_EXERCISE DETAILS_:
Each entry below is to be transcribed exactly.

Start EXERCISE MATERIALS

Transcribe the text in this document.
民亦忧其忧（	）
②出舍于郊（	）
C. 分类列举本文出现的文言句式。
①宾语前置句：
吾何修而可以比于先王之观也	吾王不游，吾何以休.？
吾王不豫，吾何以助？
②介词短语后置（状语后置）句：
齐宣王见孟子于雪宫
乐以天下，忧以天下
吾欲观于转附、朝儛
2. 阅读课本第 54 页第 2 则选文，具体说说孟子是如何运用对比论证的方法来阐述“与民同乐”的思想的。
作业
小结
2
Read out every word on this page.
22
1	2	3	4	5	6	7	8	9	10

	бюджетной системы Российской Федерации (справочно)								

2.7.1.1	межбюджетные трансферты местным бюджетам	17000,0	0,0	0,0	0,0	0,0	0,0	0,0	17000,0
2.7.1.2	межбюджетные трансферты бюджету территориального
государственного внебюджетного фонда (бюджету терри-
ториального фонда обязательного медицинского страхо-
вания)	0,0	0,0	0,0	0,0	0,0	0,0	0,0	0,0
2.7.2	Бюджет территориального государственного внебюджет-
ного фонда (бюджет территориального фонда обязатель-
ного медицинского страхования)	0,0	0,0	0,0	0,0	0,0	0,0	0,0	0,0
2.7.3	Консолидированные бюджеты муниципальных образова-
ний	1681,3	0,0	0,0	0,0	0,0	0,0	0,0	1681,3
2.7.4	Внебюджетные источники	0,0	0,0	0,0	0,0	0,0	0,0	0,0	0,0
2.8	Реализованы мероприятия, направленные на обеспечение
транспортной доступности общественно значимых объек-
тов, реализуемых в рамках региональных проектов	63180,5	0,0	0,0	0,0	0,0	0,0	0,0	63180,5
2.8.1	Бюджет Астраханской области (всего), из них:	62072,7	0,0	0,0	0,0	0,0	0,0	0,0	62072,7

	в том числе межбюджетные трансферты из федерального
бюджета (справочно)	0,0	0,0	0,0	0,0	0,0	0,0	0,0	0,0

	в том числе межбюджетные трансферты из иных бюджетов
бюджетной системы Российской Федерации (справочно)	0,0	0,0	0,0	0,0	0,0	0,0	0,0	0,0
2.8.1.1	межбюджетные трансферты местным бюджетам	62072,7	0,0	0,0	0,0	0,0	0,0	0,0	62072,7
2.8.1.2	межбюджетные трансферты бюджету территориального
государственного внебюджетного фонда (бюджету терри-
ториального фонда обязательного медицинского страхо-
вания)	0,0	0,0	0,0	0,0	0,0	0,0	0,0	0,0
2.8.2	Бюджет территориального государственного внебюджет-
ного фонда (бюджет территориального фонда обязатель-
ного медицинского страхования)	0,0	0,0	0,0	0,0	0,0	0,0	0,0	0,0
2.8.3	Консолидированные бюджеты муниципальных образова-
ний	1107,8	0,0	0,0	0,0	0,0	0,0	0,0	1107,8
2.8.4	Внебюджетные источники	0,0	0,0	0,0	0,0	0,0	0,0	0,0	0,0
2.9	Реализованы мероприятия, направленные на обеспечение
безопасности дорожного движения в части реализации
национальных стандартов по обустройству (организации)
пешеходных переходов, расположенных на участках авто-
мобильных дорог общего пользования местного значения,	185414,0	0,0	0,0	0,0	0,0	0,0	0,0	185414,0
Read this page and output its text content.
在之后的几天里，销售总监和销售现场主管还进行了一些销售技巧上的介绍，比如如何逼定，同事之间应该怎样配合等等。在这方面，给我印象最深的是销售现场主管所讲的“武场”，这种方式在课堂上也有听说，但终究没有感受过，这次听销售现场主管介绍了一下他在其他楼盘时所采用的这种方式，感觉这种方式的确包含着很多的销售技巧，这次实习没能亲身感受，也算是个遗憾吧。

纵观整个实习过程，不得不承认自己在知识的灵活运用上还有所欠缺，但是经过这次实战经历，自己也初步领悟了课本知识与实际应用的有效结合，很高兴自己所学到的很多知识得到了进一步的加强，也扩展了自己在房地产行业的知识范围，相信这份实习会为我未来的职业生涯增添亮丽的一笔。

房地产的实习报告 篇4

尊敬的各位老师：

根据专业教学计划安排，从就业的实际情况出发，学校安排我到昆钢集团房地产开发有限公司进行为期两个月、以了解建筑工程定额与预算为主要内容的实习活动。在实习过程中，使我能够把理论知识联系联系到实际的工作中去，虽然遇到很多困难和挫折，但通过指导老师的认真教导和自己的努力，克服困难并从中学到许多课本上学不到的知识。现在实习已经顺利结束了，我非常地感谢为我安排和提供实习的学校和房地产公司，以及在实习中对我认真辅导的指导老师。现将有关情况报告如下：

End EXERCISE MATERIALS

_RESPONSE TO THE TASK_:
Transcribe the text in this document.
民亦忧其忧（	）
②出舍于郊（	）
C. 分类列举本文出现的文言句式。
①宾语前置句：
吾何修而可以比于先王之观也	吾王不游，吾何以休.？
吾王不豫，吾何以助？
②介词短语后置（状语后置）句：
齐宣王见孟子于雪宫
乐以天下，忧以天下
吾欲观于转附、朝儛
2. 阅读课本第 54 页第 2 则选文，具体说说孟子是如何运用对比论证的方法来阐述“与民同乐”的思想的。
作业
小结
2
Read out every word on this page.
22
1	2	3	4	5	6	7	8	9	10

	бюджетной системы Российской Федерации (справочно)								

2.7.1.1	межбюджетные трансферты местным бюджетам	17000,0	0,0	0,0	0,0	0,0	0,0	0,0	17000,0
2.7.1.2	межбюджетные трансферты бюджету территориального
государственного внебюджетного фонда (бюджету терри-
ториального фонда обязательного медицинского страхо-
вания)	0,0	0,0	0,0	0,0	0,0	0,0	0,0	0,0
2.7.2	Бюджет территориального государственного внебюджет-
ного фонда (бюджет территориального фонда обязатель-
ного медицинского страхования)	0,0	0,0	0,0	0,0	0,0	0,0	0,0	0,0
2.7.3	Консолидированные бюджеты муниципальных образова-
ний	1681,3	0,0	0,0	0,0	0,0	0,0	0,0	1681,3
2.7.4	Внебюджетные источники	0,0	0,0	0,0	0,0	0,0	0,0	0,0	0,0
2.8	Реализованы мероприятия, направленные на обеспечение
транспортной доступности общественно значимых объек-
тов, реализуемых в рамках региональных проектов	63180,5	0,0	0,0	0,0	0,0	0,0	0,0	63180,5
2.8.1	Бюджет Астраханской области (всего), из них:	62072,7	0,0	0,0	0,0	0,0	0,0	0,0	62072,7

	в том числе межбюджетные трансферты из федерального
бюджета (справочно)	0,0	0,0	0,0	0,0	0,0	0,0	0,0	0,0

	в том числе межбюджетные трансферты из иных бюджетов
бюджетной системы Российской Федерации (справочно)	0,0	0,0	0,0	0,0	0,0	0,0	0,0	0,0
2.8.1.1	межбюджетные трансферты местным бюджетам	62072,7	0,0	0,0	0,0	0,0	0,0	0,0	62072,7
2.8.1.2	межбюджетные трансферты бюджету территориального
государственного внебюджетного фонда (бюджету терри-
ториального фонда обязательного медицинского страхо-
вания)	0,0	0,0	0,0	0,0	0,0	0,0	0,0	0,0
2.8.2	Бюджет территориального государственного внебюджет-
ного фонда (бюджет территориального фонда обязатель-
ного медицинского страхования)	0,0	0,0	0,0	0,0	0,0	0,0	0,0	0,0
2.8.3	Консолидированные бюджеты муниципальных образова-
ний	1107,8	0,0	0,0	0,0	0,0	0,0	0,0	1107,8
2.8.4	Внебюджетные источники	0,0	0,0	0,0	0,0	0,0	0,0	0,0	0,0
2.9	Реализованы мероприятия, направленные на обеспечение
безопасности дорожного движения в части реализации
национальных стандартов по обустройству (организации)
пешеходных переходов, расположенных на участках авто-
мобильных дорог общего пользования местного значения,	185414,0	0,0	0,0	0,0	0,0	0,0	0,0	185414,0
Read this page and output its text content.
在之后的几天里，销售总监和销售现场主管还进行了一些销售技巧上的介绍，比如如何逼定，同事之间应该怎样配合等等。在这方面，给我印象最深的是销售现场主管所讲的“武场”，这种方式在课堂上也有听说，但终究没有感受过，这次听销售现场主管介绍了一下他在其他楼盘时所采用的这种方式，感觉这种方式的确包含着很多的销售技巧，这次实习没能亲身感受，也算是个遗憾吧。

纵观整个实习过程，不得不承认自己在知识的灵活运用上还有所欠缺，但是经过这次实战经历，自己也初步领悟了课本知识与实际应用的有效结合，很高兴自己所学到的很多知识得到了进一步的加强，也扩展了自己在房地产行业的知识范围，相信这份实习会为我未来的职业生涯增添亮丽的一笔。

房地产的实习报告 篇4

尊敬的各位老师：

根据专业教学计划安排，从就业的实际情况出发，学校安排我到昆钢集团房地产开发有限公司进行为期两个月、以了解建筑工程定额与预算为主要内容的实习活动。在实习过程中，使我能够把理论知识联系联系到实际的工作中去，虽然遇到很多困难和挫折，但通过指导老师的认真教导和自己的努力，克服困难并从中学到许多课本上学不到的知识。现在实习已经顺利结束了，我非常地感谢为我安排和提供实习的学校和房地产公司，以及在实习中对我认真辅导的指导老师。现将有关情况报告如下：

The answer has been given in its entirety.